Copy everything in the material word for word, from the very start down through the line that contains "516, 261, 554]".

MATERIAL FOR THIS EXERCISE:
[START]

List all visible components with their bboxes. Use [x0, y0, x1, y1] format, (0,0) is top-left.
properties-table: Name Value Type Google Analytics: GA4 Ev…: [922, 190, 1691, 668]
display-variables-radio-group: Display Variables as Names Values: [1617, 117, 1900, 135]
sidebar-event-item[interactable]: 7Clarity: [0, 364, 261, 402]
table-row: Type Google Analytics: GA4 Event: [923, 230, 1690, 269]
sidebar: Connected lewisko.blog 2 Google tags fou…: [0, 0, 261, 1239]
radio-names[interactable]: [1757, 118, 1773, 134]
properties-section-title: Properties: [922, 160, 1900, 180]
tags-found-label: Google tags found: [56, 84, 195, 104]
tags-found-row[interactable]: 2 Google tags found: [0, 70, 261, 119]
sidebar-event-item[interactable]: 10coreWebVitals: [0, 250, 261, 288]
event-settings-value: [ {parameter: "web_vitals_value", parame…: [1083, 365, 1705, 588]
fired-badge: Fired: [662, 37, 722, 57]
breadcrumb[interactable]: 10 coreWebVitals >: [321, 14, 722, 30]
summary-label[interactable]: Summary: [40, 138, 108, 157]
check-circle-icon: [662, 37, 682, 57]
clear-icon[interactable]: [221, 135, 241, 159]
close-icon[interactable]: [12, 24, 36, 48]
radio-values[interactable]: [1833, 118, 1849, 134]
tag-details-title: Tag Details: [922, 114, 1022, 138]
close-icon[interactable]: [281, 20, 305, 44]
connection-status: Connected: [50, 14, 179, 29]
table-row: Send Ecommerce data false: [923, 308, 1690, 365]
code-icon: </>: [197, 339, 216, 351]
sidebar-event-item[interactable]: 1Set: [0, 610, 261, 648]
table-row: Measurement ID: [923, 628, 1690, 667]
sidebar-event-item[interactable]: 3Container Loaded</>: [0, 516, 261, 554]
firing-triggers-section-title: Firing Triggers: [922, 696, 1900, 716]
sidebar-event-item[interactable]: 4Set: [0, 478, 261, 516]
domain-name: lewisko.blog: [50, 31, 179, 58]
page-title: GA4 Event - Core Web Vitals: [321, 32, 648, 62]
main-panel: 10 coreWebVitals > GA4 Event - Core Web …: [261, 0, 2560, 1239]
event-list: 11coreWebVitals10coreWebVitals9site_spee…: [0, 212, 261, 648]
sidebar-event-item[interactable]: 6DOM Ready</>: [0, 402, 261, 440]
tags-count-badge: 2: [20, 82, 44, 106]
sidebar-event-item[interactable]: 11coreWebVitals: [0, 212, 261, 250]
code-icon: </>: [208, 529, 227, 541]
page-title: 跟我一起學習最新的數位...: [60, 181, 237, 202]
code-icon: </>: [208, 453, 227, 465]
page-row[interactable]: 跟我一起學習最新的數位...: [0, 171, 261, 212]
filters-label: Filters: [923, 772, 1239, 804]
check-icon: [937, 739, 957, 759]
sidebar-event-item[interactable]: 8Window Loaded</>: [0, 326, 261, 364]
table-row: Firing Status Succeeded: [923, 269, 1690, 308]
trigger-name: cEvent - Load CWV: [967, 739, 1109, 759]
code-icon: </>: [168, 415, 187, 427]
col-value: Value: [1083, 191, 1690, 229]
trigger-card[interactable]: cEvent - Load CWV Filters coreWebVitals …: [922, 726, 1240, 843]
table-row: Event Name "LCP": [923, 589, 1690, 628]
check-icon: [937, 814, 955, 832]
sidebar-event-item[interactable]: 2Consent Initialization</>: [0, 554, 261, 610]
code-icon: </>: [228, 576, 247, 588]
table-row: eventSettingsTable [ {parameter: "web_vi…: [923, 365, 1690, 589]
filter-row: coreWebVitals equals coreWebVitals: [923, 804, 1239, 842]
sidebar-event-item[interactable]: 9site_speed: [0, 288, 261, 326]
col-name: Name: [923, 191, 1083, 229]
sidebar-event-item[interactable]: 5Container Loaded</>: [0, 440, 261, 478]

[END]

EXPECTED ANSWER:
List all visible components with their bboxes. Use [x0, y0, x1, y1] format, (0,0) is top-left.
properties-table: Name Value Type Google Analytics: GA4 Ev…: [922, 190, 1691, 668]
display-variables-radio-group: Display Variables as Names Values: [1617, 117, 1900, 135]
sidebar-event-item[interactable]: 7Clarity: [0, 364, 261, 402]
table-row: Type Google Analytics: GA4 Event: [923, 230, 1690, 269]
sidebar: Connected lewisko.blog 2 Google tags fou…: [0, 0, 261, 1239]
radio-names[interactable]: [1757, 118, 1773, 134]
properties-section-title: Properties: [922, 160, 1900, 180]
tags-found-label: Google tags found: [56, 84, 195, 104]
tags-found-row[interactable]: 2 Google tags found: [0, 70, 261, 119]
sidebar-event-item[interactable]: 10coreWebVitals: [0, 250, 261, 288]
event-settings-value: [ {parameter: "web_vitals_value", parame…: [1083, 365, 1705, 588]
fired-badge: Fired: [662, 37, 722, 57]
breadcrumb[interactable]: 10 coreWebVitals >: [321, 14, 722, 30]
summary-label[interactable]: Summary: [40, 138, 108, 157]
check-circle-icon: [662, 37, 682, 57]
clear-icon[interactable]: [221, 135, 241, 159]
close-icon[interactable]: [12, 24, 36, 48]
radio-values[interactable]: [1833, 118, 1849, 134]
tag-details-title: Tag Details: [922, 114, 1022, 138]
close-icon[interactable]: [281, 20, 305, 44]
connection-status: Connected: [50, 14, 179, 29]
table-row: Send Ecommerce data false: [923, 308, 1690, 365]
code-icon: </>: [197, 339, 216, 351]
sidebar-event-item[interactable]: 1Set: [0, 610, 261, 648]
table-row: Measurement ID: [923, 628, 1690, 667]
sidebar-event-item[interactable]: 3Container Loaded</>: [0, 516, 261, 554]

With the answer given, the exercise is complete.